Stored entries
⟨

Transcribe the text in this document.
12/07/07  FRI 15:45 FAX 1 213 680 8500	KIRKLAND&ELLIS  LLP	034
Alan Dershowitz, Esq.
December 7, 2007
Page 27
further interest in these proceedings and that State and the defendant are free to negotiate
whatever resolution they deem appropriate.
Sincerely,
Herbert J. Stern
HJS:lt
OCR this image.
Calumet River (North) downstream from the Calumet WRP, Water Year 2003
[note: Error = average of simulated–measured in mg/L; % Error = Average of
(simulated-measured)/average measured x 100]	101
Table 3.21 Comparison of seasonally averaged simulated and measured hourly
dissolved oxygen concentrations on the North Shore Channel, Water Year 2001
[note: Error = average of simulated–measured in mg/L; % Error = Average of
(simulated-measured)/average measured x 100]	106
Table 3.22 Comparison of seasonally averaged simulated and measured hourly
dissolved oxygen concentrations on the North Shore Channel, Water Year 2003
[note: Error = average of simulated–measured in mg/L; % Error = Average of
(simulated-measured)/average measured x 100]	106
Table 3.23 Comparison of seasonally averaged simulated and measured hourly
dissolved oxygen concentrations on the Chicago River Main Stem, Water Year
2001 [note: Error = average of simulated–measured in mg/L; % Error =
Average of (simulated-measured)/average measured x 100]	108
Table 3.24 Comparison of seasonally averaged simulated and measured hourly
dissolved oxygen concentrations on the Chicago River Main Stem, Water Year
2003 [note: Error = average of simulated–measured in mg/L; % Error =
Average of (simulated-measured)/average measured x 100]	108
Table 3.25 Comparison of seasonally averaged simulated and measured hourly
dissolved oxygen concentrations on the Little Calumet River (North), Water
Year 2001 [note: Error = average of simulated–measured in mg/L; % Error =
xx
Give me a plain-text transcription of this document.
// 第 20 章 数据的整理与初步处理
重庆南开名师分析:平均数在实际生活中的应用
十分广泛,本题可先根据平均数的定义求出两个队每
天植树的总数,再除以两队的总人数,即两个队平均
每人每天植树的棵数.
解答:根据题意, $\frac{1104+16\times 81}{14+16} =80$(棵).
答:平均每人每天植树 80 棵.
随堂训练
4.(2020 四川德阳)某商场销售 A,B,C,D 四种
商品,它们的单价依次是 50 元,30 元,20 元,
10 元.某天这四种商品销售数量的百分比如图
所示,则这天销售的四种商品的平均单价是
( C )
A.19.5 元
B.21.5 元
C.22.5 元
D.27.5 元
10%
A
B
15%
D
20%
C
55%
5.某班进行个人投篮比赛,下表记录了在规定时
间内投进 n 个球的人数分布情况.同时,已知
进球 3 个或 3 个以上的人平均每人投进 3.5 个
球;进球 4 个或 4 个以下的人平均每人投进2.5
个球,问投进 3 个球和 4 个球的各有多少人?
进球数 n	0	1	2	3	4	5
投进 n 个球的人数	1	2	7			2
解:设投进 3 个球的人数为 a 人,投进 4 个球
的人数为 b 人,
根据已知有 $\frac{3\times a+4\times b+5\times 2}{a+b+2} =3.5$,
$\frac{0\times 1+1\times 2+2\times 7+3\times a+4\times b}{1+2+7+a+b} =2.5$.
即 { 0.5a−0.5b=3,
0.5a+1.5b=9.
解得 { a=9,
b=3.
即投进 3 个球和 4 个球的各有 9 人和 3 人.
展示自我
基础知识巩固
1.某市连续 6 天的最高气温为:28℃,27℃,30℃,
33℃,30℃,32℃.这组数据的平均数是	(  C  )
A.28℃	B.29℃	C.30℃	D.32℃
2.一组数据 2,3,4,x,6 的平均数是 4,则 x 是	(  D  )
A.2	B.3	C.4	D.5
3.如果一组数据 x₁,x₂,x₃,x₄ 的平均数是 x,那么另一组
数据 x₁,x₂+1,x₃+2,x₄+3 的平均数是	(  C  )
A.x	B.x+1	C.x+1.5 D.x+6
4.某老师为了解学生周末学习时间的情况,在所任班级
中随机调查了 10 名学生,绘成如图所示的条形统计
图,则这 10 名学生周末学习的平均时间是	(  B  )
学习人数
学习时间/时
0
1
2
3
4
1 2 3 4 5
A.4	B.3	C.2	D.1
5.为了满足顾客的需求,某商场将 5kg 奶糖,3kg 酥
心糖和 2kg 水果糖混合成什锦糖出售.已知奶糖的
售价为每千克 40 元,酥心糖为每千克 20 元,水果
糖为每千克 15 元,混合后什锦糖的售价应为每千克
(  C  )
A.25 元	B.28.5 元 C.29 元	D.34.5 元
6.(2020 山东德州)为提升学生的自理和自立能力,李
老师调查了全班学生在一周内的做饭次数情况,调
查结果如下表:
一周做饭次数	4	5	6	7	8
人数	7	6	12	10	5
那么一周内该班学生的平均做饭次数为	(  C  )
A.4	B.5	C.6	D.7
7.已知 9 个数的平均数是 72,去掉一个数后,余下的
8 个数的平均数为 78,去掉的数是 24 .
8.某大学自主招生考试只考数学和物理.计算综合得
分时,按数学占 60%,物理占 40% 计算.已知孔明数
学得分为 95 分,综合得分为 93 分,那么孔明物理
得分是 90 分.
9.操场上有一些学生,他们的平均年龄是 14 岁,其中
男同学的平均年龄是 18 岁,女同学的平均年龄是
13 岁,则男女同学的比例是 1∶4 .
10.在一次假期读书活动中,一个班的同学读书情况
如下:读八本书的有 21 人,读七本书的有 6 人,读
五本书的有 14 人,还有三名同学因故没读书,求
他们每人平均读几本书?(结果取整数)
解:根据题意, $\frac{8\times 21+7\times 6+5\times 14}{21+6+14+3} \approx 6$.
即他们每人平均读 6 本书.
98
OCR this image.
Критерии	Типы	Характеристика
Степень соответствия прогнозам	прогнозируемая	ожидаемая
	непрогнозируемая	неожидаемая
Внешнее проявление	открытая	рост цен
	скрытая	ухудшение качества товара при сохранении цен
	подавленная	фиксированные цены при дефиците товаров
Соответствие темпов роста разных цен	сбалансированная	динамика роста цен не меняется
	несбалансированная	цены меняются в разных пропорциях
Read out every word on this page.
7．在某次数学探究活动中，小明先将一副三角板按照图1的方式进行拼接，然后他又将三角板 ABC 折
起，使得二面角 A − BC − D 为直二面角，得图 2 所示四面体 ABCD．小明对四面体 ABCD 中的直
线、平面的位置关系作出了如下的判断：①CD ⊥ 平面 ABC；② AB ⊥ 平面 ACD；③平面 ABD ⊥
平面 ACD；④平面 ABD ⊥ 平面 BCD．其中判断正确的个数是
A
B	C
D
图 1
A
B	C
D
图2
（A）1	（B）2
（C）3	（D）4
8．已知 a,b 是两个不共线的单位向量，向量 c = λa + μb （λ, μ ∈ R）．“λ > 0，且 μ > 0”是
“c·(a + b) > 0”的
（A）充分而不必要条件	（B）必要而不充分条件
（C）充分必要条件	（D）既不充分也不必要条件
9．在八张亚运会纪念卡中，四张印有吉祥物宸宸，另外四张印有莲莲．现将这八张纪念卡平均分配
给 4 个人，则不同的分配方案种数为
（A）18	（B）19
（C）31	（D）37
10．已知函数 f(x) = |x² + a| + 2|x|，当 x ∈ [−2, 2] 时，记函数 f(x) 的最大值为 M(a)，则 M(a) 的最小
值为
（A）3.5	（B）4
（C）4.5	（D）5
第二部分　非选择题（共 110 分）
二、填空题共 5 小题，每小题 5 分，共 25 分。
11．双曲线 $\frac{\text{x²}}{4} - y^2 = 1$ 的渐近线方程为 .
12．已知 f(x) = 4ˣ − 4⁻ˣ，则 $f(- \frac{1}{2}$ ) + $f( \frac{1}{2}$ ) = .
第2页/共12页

⟩

▶ What is expected: Count each line with "Channel" in it and report that figure by itself.

▶ Response to the task: 2